**Problem**
Tally every line of the material that includes "bolts", then give the tally and nothing else.

Collected data entries
***

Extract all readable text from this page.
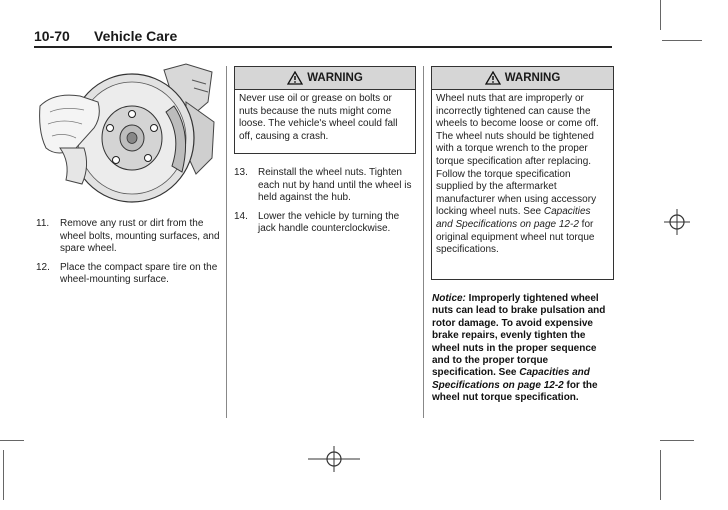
10-70 Vehicle Care
11. Remove any rust or dirt from the wheel bolts, mounting surfaces, and spare wheel.
12. Place the compact spare tire on the wheel-mounting surface.
WARNING
Never use oil or grease on bolts or nuts because the nuts might come loose. The vehicle's wheel could fall off, causing a crash.
13. Reinstall the wheel nuts. Tighten each nut by hand until the wheel is held against the hub.
14. Lower the vehicle by turning the jack handle counterclockwise.
WARNING
Wheel nuts that are improperly or incorrectly tightened can cause the wheels to become loose or come off. The wheel nuts should be tightened with a torque wrench to the proper torque specification after replacing. Follow the torque specification supplied by the aftermarket manufacturer when using accessory locking wheel nuts. See Capacities and Specifications on page 12-2 for original equipment wheel nut torque specifications.
Notice: Improperly tightened wheel nuts can lead to brake pulsation and rotor damage. To avoid expensive brake repairs, evenly tighten the wheel nuts in the proper sequence and to the proper torque specification. See Capacities and Specifications on page 12-2 for the wheel nut torque specification.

***

**Response to the exercise**
2